-- Start Given records --

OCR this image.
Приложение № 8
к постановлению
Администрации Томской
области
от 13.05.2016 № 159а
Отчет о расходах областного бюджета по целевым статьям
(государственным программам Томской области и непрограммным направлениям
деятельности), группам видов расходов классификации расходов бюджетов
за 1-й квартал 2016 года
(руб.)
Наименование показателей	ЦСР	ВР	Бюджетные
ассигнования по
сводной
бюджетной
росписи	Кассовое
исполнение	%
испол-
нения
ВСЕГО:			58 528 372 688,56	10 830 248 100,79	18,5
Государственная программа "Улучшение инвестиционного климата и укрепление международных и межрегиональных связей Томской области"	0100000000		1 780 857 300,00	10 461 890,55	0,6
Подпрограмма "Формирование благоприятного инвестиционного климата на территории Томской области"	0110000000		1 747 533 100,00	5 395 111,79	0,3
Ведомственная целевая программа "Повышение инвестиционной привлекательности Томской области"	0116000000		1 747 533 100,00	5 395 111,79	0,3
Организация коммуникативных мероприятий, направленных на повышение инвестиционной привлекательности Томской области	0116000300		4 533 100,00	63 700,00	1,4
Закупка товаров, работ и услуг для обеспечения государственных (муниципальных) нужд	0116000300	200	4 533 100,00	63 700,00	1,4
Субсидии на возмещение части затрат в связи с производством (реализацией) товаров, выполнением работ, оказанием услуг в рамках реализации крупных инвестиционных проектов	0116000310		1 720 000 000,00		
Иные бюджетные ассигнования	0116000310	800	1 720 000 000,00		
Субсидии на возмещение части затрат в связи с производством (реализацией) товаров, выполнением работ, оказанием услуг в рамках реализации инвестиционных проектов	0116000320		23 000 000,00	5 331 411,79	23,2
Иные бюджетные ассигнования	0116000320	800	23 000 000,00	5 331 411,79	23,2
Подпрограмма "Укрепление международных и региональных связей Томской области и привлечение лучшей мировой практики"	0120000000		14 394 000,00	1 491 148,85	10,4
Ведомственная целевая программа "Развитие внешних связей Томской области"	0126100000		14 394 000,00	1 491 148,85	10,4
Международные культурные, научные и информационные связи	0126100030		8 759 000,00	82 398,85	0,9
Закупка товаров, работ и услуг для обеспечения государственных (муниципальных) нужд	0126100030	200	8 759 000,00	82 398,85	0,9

-- End Given records --

• **Stated problem**
Pull out every line in the material above where "оказанием" occurs.

• **Result for this task**
Субсидии на возмещение части затрат в связи с производством (реализацией) товаров, выполнением работ, оказанием услуг в рамках реализации крупных инвестиционных проектов	0116000310		1 720 000 000,00		
Субсидии на возмещение части затрат в связи с производством (реализацией) товаров, выполнением работ, оказанием услуг в рамках реализации инвестиционных проектов	0116000320		23 000 000,00	5 331 411,79	23,2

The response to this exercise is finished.